#### [YOUR OBJECTIVE]
Copy out each line that includes the word "this".

(Records)
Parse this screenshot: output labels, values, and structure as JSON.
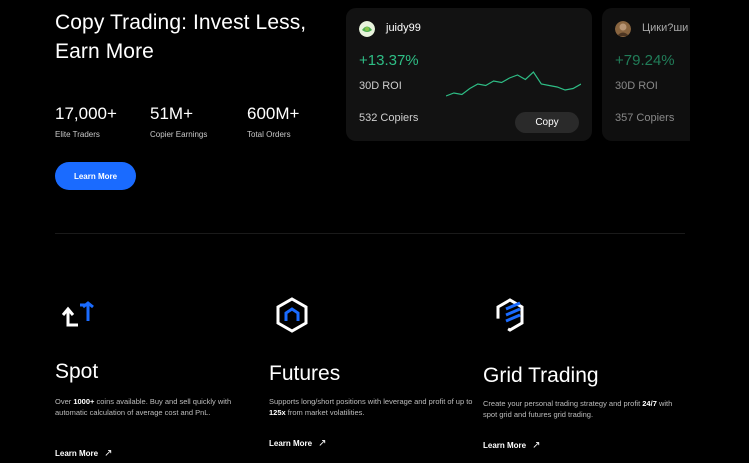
{
  "hero": {
    "title": "Copy Trading: Invest Less, Earn More",
    "learn_more": "Learn More"
  },
  "stats": [
    {
      "value": "17,000+",
      "label": "Elite Traders"
    },
    {
      "value": "51M+",
      "label": "Copier Earnings"
    },
    {
      "value": "600M+",
      "label": "Total Orders"
    }
  ],
  "traders": [
    {
      "name": "juidy99",
      "roi": "+13.37%",
      "roi_label": "30D ROI",
      "copiers": "532 Copiers",
      "copy_label": "Copy",
      "roi_color": "#2ebd85",
      "sparkline": [
        4,
        6,
        5,
        9,
        12,
        11,
        14,
        13,
        16,
        18,
        15,
        20,
        12,
        11,
        10,
        8,
        9,
        12
      ]
    },
    {
      "name": "Цики?ши",
      "roi": "+79.24%",
      "roi_label": "30D ROI",
      "copiers": "357 Copiers",
      "roi_color": "#2ebd85"
    }
  ],
  "features": [
    {
      "title": "Spot",
      "icon": "spot-arrows-icon",
      "desc_parts": [
        "Over ",
        "1000+",
        " coins available. Buy and sell quickly with automatic calculation of average cost and PnL."
      ],
      "learn_more": "Learn More",
      "arrow": "↗"
    },
    {
      "title": "Futures",
      "icon": "futures-hexagon-icon",
      "desc_parts": [
        "Supports long/short positions with leverage and profit of up to ",
        "125x",
        " from market volatilities."
      ],
      "learn_more": "Learn More",
      "arrow": "↗"
    },
    {
      "title": "Grid Trading",
      "icon": "grid-layers-icon",
      "desc_parts": [
        "Create your personal trading strategy and profit ",
        "24/7",
        " with spot grid and futures grid trading."
      ],
      "learn_more": "Learn More",
      "arrow": "↗"
    }
  ],
  "colors": {
    "accent": "#1a6bff",
    "positive": "#2ebd85",
    "background": "#000000",
    "card": "#121212"
  }
}
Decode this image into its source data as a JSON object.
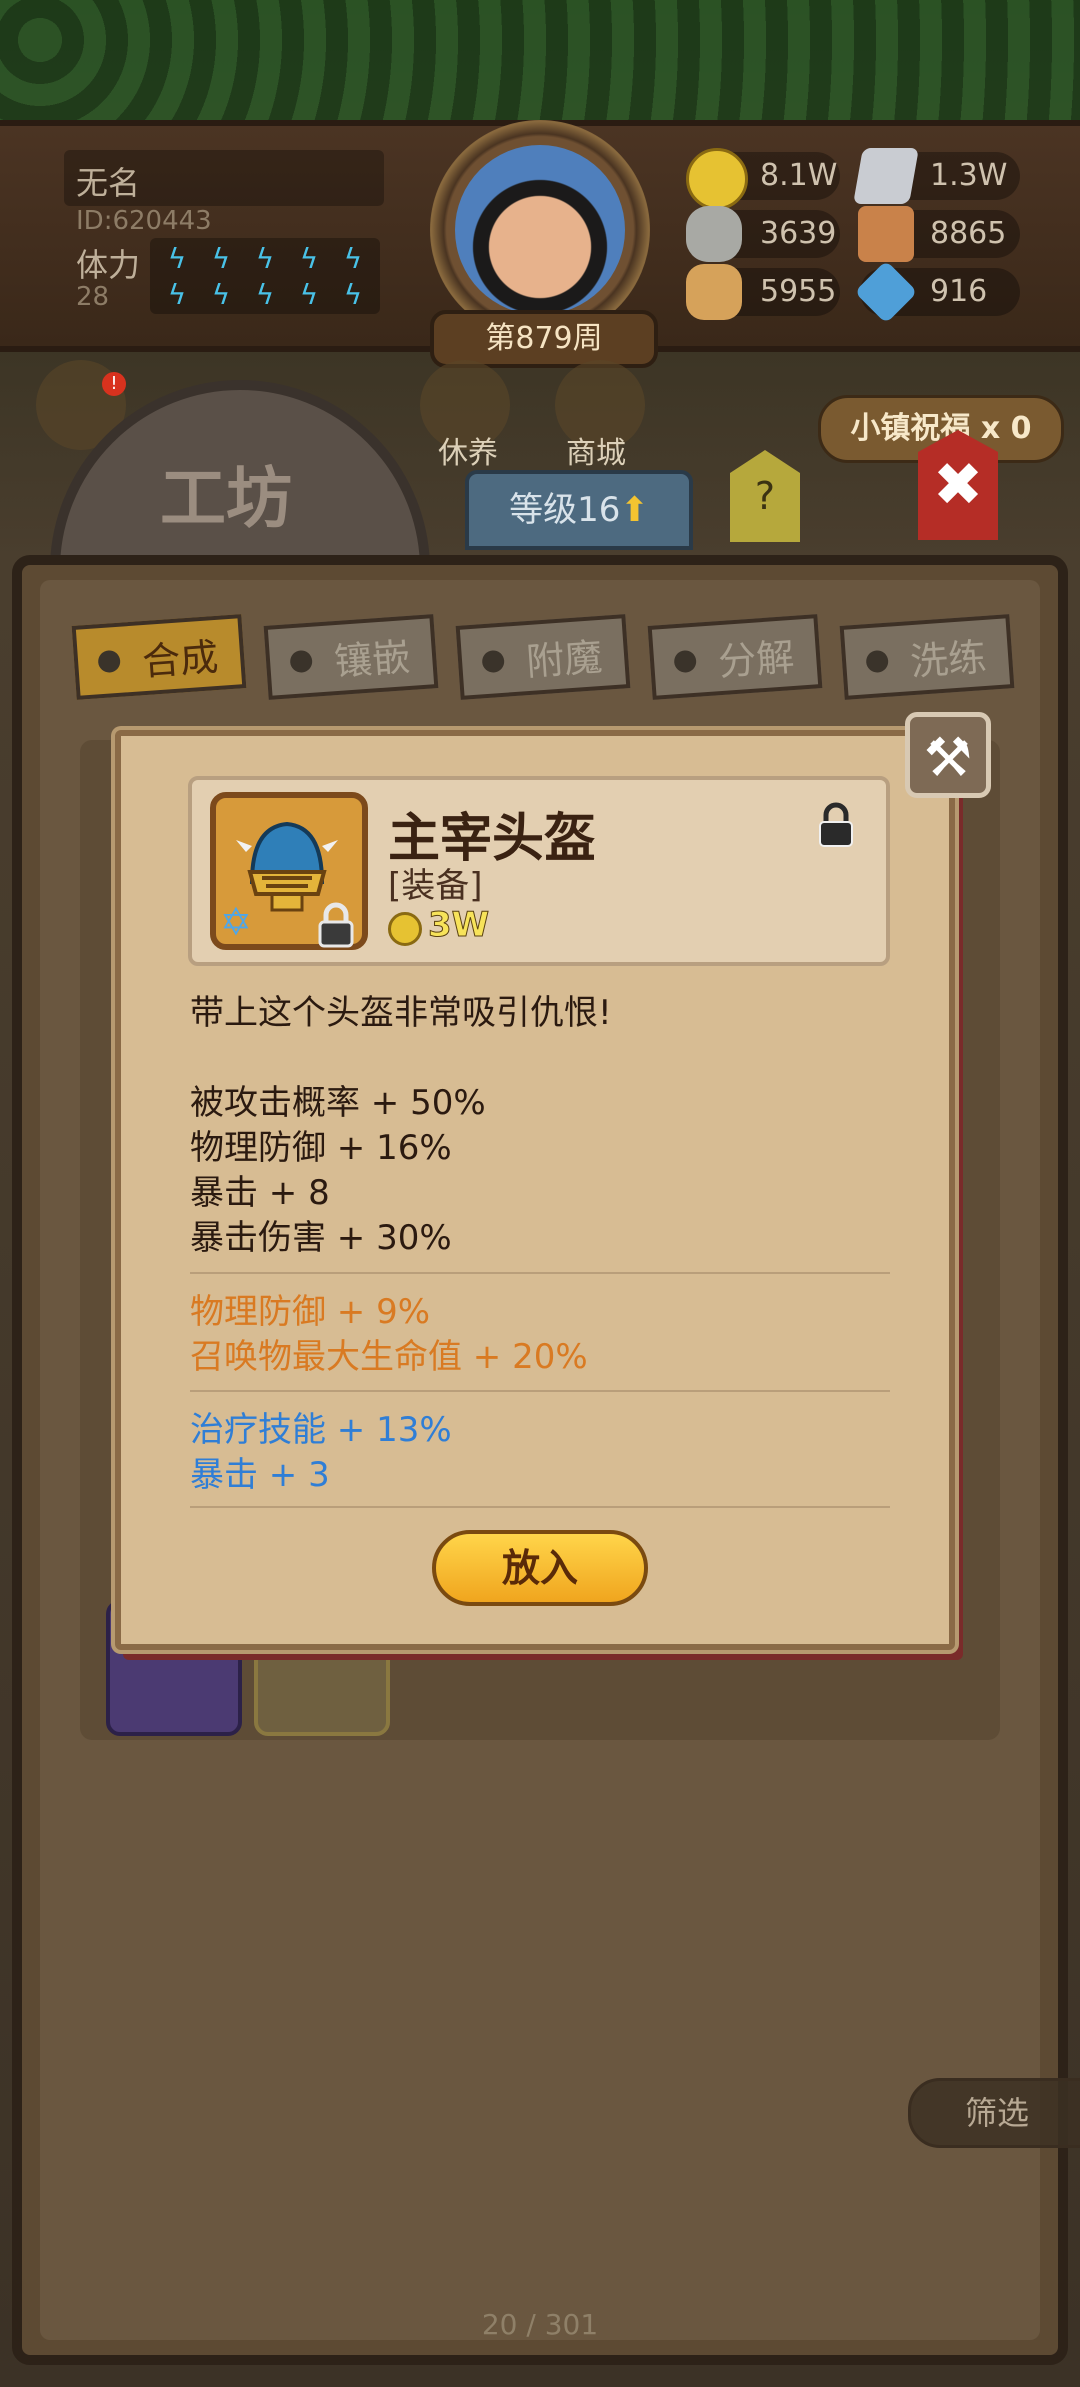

#### [THE RESPONSE]
Parse this screenshot: output labels, values, and structure as JSON.
Decode this image into its source data as a JSON object.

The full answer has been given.